Page text entries
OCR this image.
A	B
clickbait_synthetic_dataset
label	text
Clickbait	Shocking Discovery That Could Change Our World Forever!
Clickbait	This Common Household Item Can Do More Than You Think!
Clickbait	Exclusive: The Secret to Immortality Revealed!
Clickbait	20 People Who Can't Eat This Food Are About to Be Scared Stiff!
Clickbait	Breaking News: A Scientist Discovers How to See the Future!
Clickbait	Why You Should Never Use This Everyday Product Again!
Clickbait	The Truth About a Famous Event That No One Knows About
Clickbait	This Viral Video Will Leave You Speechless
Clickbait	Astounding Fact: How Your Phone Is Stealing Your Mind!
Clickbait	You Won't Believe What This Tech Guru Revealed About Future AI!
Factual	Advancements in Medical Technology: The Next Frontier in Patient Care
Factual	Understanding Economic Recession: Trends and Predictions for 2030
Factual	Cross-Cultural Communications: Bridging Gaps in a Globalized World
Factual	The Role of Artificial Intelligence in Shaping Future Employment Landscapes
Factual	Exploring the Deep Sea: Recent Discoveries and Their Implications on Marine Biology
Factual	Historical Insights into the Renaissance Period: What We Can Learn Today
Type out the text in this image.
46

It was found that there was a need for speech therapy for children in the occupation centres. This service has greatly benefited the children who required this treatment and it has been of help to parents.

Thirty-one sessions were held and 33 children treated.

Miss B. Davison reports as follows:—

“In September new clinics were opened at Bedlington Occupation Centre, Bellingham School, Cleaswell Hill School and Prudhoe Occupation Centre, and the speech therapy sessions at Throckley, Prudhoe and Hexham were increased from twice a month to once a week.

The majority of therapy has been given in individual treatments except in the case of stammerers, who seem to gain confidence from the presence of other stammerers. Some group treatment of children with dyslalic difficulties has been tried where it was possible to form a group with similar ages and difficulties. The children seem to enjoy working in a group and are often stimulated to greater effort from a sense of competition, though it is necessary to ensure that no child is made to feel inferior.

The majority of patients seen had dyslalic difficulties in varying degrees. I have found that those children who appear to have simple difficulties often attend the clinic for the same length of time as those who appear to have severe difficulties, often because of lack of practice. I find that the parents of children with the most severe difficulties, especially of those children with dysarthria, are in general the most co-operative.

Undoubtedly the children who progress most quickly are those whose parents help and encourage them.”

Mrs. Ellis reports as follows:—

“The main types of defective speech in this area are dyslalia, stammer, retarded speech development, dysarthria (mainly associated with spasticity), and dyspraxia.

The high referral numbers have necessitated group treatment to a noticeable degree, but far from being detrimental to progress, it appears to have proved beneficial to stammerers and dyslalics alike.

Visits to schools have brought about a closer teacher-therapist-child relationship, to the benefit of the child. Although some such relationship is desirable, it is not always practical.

Requirement
Each entry above needs to be output exactly.

Exercise response
OCR this image.
A	B
clickbait_synthetic_dataset
label	text
Clickbait	Shocking Discovery That Could Change Our World Forever!
Clickbait	This Common Household Item Can Do More Than You Think!
Clickbait	Exclusive: The Secret to Immortality Revealed!
Clickbait	20 People Who Can't Eat This Food Are About to Be Scared Stiff!
Clickbait	Breaking News: A Scientist Discovers How to See the Future!
Clickbait	Why You Should Never Use This Everyday Product Again!
Clickbait	The Truth About a Famous Event That No One Knows About
Clickbait	This Viral Video Will Leave You Speechless
Clickbait	Astounding Fact: How Your Phone Is Stealing Your Mind!
Clickbait	You Won't Believe What This Tech Guru Revealed About Future AI!
Factual	Advancements in Medical Technology: The Next Frontier in Patient Care
Factual	Understanding Economic Recession: Trends and Predictions for 2030
Factual	Cross-Cultural Communications: Bridging Gaps in a Globalized World
Factual	The Role of Artificial Intelligence in Shaping Future Employment Landscapes
Factual	Exploring the Deep Sea: Recent Discoveries and Their Implications on Marine Biology
Factual	Historical Insights into the Renaissance Period: What We Can Learn Today
Type out the text in this image.
46

It was found that there was a need for speech therapy for children in the occupation centres. This service has greatly benefited the children who required this treatment and it has been of help to parents.

Thirty-one sessions were held and 33 children treated.

Miss B. Davison reports as follows:—

“In September new clinics were opened at Bedlington Occupation Centre, Bellingham School, Cleaswell Hill School and Prudhoe Occupation Centre, and the speech therapy sessions at Throckley, Prudhoe and Hexham were increased from twice a month to once a week.

The majority of therapy has been given in individual treatments except in the case of stammerers, who seem to gain confidence from the presence of other stammerers. Some group treatment of children with dyslalic difficulties has been tried where it was possible to form a group with similar ages and difficulties. The children seem to enjoy working in a group and are often stimulated to greater effort from a sense of competition, though it is necessary to ensure that no child is made to feel inferior.

The majority of patients seen had dyslalic difficulties in varying degrees. I have found that those children who appear to have simple difficulties often attend the clinic for the same length of time as those who appear to have severe difficulties, often because of lack of practice. I find that the parents of children with the most severe difficulties, especially of those children with dysarthria, are in general the most co-operative.

Undoubtedly the children who progress most quickly are those whose parents help and encourage them.”

Mrs. Ellis reports as follows:—

“The main types of defective speech in this area are dyslalia, stammer, retarded speech development, dysarthria (mainly associated with spasticity), and dyspraxia.

The high referral numbers have necessitated group treatment to a noticeable degree, but far from being detrimental to progress, it appears to have proved beneficial to stammerers and dyslalics alike.

Visits to schools have brought about a closer teacher-therapist-child relationship, to the benefit of the child. Although some such relationship is desirable, it is not always practical.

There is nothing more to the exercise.